== DATA FOR THE TASK
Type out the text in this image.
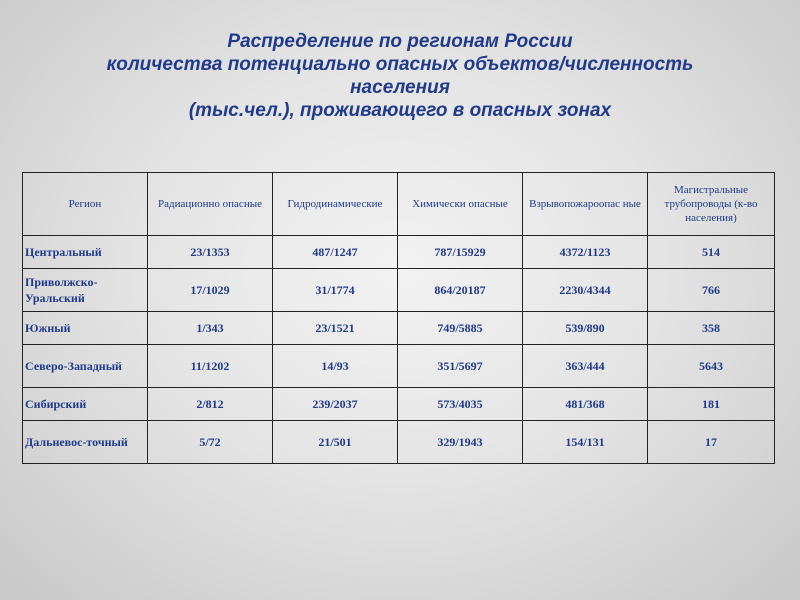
Распределение по регионам России
количества потенциально опасных объектов/численность
населения
(тыс.чел.), проживающего в опасных зонах
Регион	Радиационно опасные	Гидродинамические	Химически опасные	Взрывопожароопас ные	Магистральные трубопроводы (к-во населения)
Центральный	23/1353	487/1247	787/15929	4372/1123	514
Приволжско-Уральский	17/1029	31/1774	864/20187	2230/4344	766
Южный	1/343	23/1521	749/5885	539/890	358
Северо-Западный	11/1202	14/93	351/5697	363/444	5643
Сибирский	2/812	239/2037	573/4035	481/368	181
Дальневос-точный	5/72	21/501	329/1943	154/131	17
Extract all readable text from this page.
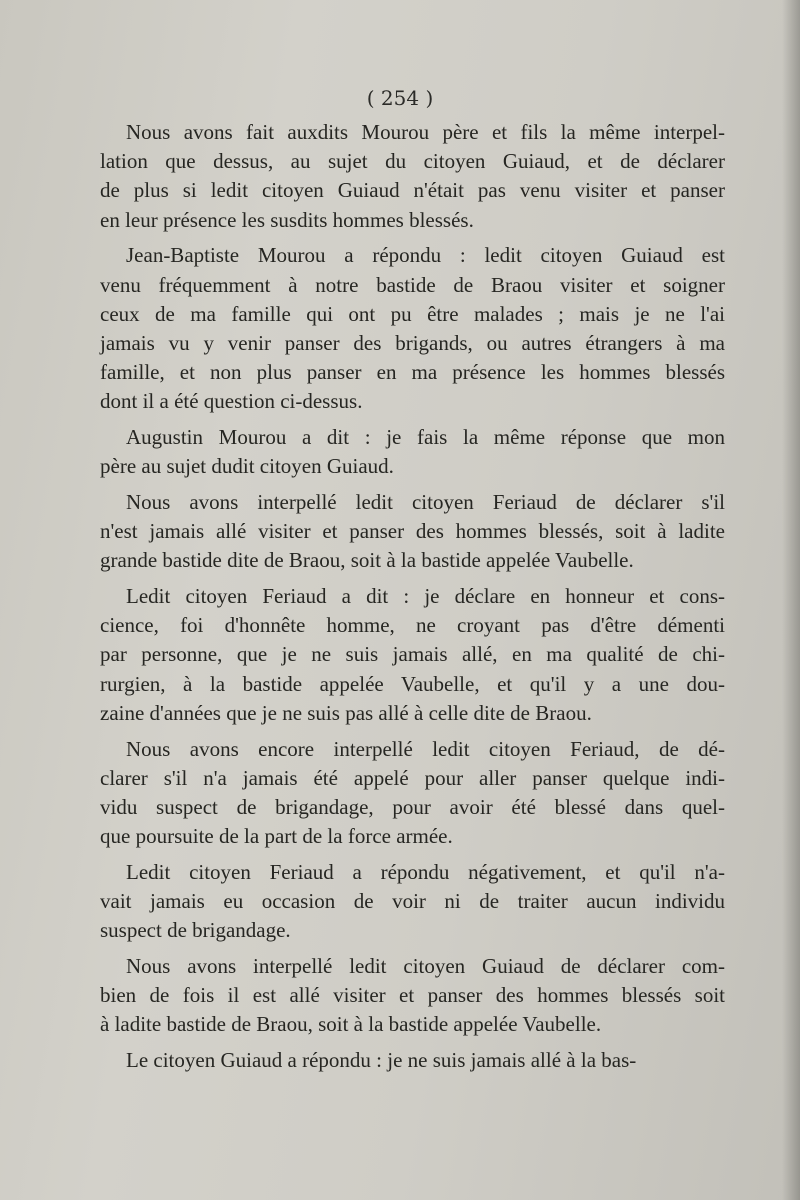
( 254 )
Nous avons fait auxdits Mourou père et fils la même interpel-
lation que dessus, au sujet du citoyen Guiaud, et de déclarer
de plus si ledit citoyen Guiaud n'était pas venu visiter et panser
en leur présence les susdits hommes blessés.
Jean-Baptiste Mourou a répondu : ledit citoyen Guiaud est
venu fréquemment à notre bastide de Braou visiter et soigner
ceux de ma famille qui ont pu être malades ; mais je ne l'ai
jamais vu y venir panser des brigands, ou autres étrangers à ma
famille, et non plus panser en ma présence les hommes blessés
dont il a été question ci-dessus.
Augustin Mourou a dit : je fais la même réponse que mon
père au sujet dudit citoyen Guiaud.
Nous avons interpellé ledit citoyen Feriaud de déclarer s'il
n'est jamais allé visiter et panser des hommes blessés, soit à ladite
grande bastide dite de Braou, soit à la bastide appelée Vaubelle.
Ledit citoyen Feriaud a dit : je déclare en honneur et cons-
cience, foi d'honnête homme, ne croyant pas d'être démenti
par personne, que je ne suis jamais allé, en ma qualité de chi-
rurgien, à la bastide appelée Vaubelle, et qu'il y a une dou-
zaine d'années que je ne suis pas allé à celle dite de Braou.
Nous avons encore interpellé ledit citoyen Feriaud, de dé-
clarer s'il n'a jamais été appelé pour aller panser quelque indi-
vidu suspect de brigandage, pour avoir été blessé dans quel-
que poursuite de la part de la force armée.
Ledit citoyen Feriaud a répondu négativement, et qu'il n'a-
vait jamais eu occasion de voir ni de traiter aucun individu
suspect de brigandage.
Nous avons interpellé ledit citoyen Guiaud de déclarer com-
bien de fois il est allé visiter et panser des hommes blessés soit
à ladite bastide de Braou, soit à la bastide appelée Vaubelle.
Le citoyen Guiaud a répondu : je ne suis jamais allé à la bas-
====
EXERCISE DESCRIPTION — The entries above should be reproduced exactly, without their pictures.

IN RESPONSE —
Type out the text in this image.
Распределение по регионам России
количества потенциально опасных объектов/численность
населения
(тыс.чел.), проживающего в опасных зонах
Регион	Радиационно опасные	Гидродинамические	Химически опасные	Взрывопожароопас ные	Магистральные трубопроводы (к-во населения)
Центральный	23/1353	487/1247	787/15929	4372/1123	514
Приволжско-Уральский	17/1029	31/1774	864/20187	2230/4344	766
Южный	1/343	23/1521	749/5885	539/890	358
Северо-Западный	11/1202	14/93	351/5697	363/444	5643
Сибирский	2/812	239/2037	573/4035	481/368	181
Дальневос-точный	5/72	21/501	329/1943	154/131	17
Extract all readable text from this page.
( 254 )
Nous avons fait auxdits Mourou père et fils la même interpel-
lation que dessus, au sujet du citoyen Guiaud, et de déclarer
de plus si ledit citoyen Guiaud n'était pas venu visiter et panser
en leur présence les susdits hommes blessés.
Jean-Baptiste Mourou a répondu : ledit citoyen Guiaud est
venu fréquemment à notre bastide de Braou visiter et soigner
ceux de ma famille qui ont pu être malades ; mais je ne l'ai
jamais vu y venir panser des brigands, ou autres étrangers à ma
famille, et non plus panser en ma présence les hommes blessés
dont il a été question ci-dessus.
Augustin Mourou a dit : je fais la même réponse que mon
père au sujet dudit citoyen Guiaud.
Nous avons interpellé ledit citoyen Feriaud de déclarer s'il
n'est jamais allé visiter et panser des hommes blessés, soit à ladite
grande bastide dite de Braou, soit à la bastide appelée Vaubelle.
Ledit citoyen Feriaud a dit : je déclare en honneur et cons-
cience, foi d'honnête homme, ne croyant pas d'être démenti
par personne, que je ne suis jamais allé, en ma qualité de chi-
rurgien, à la bastide appelée Vaubelle, et qu'il y a une dou-
zaine d'années que je ne suis pas allé à celle dite de Braou.
Nous avons encore interpellé ledit citoyen Feriaud, de dé-
clarer s'il n'a jamais été appelé pour aller panser quelque indi-
vidu suspect de brigandage, pour avoir été blessé dans quel-
que poursuite de la part de la force armée.
Ledit citoyen Feriaud a répondu négativement, et qu'il n'a-
vait jamais eu occasion de voir ni de traiter aucun individu
suspect de brigandage.
Nous avons interpellé ledit citoyen Guiaud de déclarer com-
bien de fois il est allé visiter et panser des hommes blessés soit
à ladite bastide de Braou, soit à la bastide appelée Vaubelle.
Le citoyen Guiaud a répondu : je ne suis jamais allé à la bas-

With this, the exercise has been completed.